**WRITTEN EXERCISE:**
Repeat the whole listing below, word for word.

**RECORD SET:**
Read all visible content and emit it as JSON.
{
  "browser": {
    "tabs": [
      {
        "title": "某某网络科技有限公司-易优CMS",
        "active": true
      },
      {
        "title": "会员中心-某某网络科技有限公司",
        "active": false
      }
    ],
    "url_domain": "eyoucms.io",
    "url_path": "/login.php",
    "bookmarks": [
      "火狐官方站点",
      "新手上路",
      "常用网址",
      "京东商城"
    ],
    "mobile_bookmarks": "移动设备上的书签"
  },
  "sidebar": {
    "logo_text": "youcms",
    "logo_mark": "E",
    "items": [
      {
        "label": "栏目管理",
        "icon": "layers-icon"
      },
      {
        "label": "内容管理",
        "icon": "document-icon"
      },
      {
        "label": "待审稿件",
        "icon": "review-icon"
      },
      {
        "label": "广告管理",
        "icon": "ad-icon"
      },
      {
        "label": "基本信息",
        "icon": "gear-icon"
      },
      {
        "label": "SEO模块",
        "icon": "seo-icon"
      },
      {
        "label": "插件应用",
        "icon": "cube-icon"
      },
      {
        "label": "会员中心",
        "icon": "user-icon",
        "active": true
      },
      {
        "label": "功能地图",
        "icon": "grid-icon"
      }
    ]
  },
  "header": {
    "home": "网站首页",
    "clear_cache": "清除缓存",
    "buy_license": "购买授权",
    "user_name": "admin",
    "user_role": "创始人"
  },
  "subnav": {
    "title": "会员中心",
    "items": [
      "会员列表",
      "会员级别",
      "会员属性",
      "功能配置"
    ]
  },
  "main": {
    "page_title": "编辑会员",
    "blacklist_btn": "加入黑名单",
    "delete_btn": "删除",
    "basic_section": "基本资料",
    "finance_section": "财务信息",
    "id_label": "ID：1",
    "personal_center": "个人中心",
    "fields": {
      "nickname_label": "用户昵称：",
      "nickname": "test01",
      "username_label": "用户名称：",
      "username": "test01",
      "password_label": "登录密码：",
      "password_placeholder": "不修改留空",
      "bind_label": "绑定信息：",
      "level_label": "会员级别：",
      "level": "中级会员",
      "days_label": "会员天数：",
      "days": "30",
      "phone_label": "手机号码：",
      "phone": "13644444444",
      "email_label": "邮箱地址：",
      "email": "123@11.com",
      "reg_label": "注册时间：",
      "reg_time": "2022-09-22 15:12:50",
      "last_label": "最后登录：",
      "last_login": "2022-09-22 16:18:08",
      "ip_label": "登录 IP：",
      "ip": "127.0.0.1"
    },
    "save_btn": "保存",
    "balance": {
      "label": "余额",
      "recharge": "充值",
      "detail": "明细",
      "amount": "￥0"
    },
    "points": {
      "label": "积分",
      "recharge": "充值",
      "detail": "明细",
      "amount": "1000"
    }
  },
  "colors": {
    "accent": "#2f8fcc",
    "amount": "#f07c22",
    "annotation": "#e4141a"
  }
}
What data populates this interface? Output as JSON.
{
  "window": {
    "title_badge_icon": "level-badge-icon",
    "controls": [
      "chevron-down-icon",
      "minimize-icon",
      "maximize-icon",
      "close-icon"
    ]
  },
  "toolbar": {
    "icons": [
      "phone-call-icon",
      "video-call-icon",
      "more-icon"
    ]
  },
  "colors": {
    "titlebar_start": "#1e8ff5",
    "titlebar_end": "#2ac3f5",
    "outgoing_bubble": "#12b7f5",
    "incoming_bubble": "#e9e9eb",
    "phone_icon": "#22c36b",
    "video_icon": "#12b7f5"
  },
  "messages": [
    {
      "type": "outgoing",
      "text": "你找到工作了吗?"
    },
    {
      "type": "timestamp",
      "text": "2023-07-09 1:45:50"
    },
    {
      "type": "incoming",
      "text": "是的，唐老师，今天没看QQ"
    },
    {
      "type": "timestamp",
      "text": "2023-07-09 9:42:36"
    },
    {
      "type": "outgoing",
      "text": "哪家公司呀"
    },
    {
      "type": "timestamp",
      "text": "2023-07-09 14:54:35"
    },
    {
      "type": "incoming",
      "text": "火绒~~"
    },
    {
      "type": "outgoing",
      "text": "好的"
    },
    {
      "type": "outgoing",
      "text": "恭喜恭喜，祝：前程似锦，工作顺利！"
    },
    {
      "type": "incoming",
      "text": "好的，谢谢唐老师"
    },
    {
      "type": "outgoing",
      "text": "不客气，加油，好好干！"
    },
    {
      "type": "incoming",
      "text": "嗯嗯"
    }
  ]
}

**EXERCISE RESPONSE:**
Read all visible content and emit it as JSON.
{
  "browser": {
    "tabs": [
      {
        "title": "某某网络科技有限公司-易优CMS",
        "active": true
      },
      {
        "title": "会员中心-某某网络科技有限公司",
        "active": false
      }
    ],
    "url_domain": "eyoucms.io",
    "url_path": "/login.php",
    "bookmarks": [
      "火狐官方站点",
      "新手上路",
      "常用网址",
      "京东商城"
    ],
    "mobile_bookmarks": "移动设备上的书签"
  },
  "sidebar": {
    "logo_text": "youcms",
    "logo_mark": "E",
    "items": [
      {
        "label": "栏目管理",
        "icon": "layers-icon"
      },
      {
        "label": "内容管理",
        "icon": "document-icon"
      },
      {
        "label": "待审稿件",
        "icon": "review-icon"
      },
      {
        "label": "广告管理",
        "icon": "ad-icon"
      },
      {
        "label": "基本信息",
        "icon": "gear-icon"
      },
      {
        "label": "SEO模块",
        "icon": "seo-icon"
      },
      {
        "label": "插件应用",
        "icon": "cube-icon"
      },
      {
        "label": "会员中心",
        "icon": "user-icon",
        "active": true
      },
      {
        "label": "功能地图",
        "icon": "grid-icon"
      }
    ]
  },
  "header": {
    "home": "网站首页",
    "clear_cache": "清除缓存",
    "buy_license": "购买授权",
    "user_name": "admin",
    "user_role": "创始人"
  },
  "subnav": {
    "title": "会员中心",
    "items": [
      "会员列表",
      "会员级别",
      "会员属性",
      "功能配置"
    ]
  },
  "main": {
    "page_title": "编辑会员",
    "blacklist_btn": "加入黑名单",
    "delete_btn": "删除",
    "basic_section": "基本资料",
    "finance_section": "财务信息",
    "id_label": "ID：1",
    "personal_center": "个人中心",
    "fields": {
      "nickname_label": "用户昵称：",
      "nickname": "test01",
      "username_label": "用户名称：",
      "username": "test01",
      "password_label": "登录密码：",
      "password_placeholder": "不修改留空",
      "bind_label": "绑定信息：",
      "level_label": "会员级别：",
      "level": "中级会员",
      "days_label": "会员天数：",
      "days": "30",
      "phone_label": "手机号码：",
      "phone": "13644444444",
      "email_label": "邮箱地址：",
      "email": "123@11.com",
      "reg_label": "注册时间：",
      "reg_time": "2022-09-22 15:12:50",
      "last_label": "最后登录：",
      "last_login": "2022-09-22 16:18:08",
      "ip_label": "登录 IP：",
      "ip": "127.0.0.1"
    },
    "save_btn": "保存",
    "balance": {
      "label": "余额",
      "recharge": "充值",
      "detail": "明细",
      "amount": "￥0"
    },
    "points": {
      "label": "积分",
      "recharge": "充值",
      "detail": "明细",
      "amount": "1000"
    }
  },
  "colors": {
    "accent": "#2f8fcc",
    "amount": "#f07c22",
    "annotation": "#e4141a"
  }
}
What data populates this interface? Output as JSON.
{
  "window": {
    "title_badge_icon": "level-badge-icon",
    "controls": [
      "chevron-down-icon",
      "minimize-icon",
      "maximize-icon",
      "close-icon"
    ]
  },
  "toolbar": {
    "icons": [
      "phone-call-icon",
      "video-call-icon",
      "more-icon"
    ]
  },
  "colors": {
    "titlebar_start": "#1e8ff5",
    "titlebar_end": "#2ac3f5",
    "outgoing_bubble": "#12b7f5",
    "incoming_bubble": "#e9e9eb",
    "phone_icon": "#22c36b",
    "video_icon": "#12b7f5"
  },
  "messages": [
    {
      "type": "outgoing",
      "text": "你找到工作了吗?"
    },
    {
      "type": "timestamp",
      "text": "2023-07-09 1:45:50"
    },
    {
      "type": "incoming",
      "text": "是的，唐老师，今天没看QQ"
    },
    {
      "type": "timestamp",
      "text": "2023-07-09 9:42:36"
    },
    {
      "type": "outgoing",
      "text": "哪家公司呀"
    },
    {
      "type": "timestamp",
      "text": "2023-07-09 14:54:35"
    },
    {
      "type": "incoming",
      "text": "火绒~~"
    },
    {
      "type": "outgoing",
      "text": "好的"
    },
    {
      "type": "outgoing",
      "text": "恭喜恭喜，祝：前程似锦，工作顺利！"
    },
    {
      "type": "incoming",
      "text": "好的，谢谢唐老师"
    },
    {
      "type": "outgoing",
      "text": "不客气，加油，好好干！"
    },
    {
      "type": "incoming",
      "text": "嗯嗯"
    }
  ]
}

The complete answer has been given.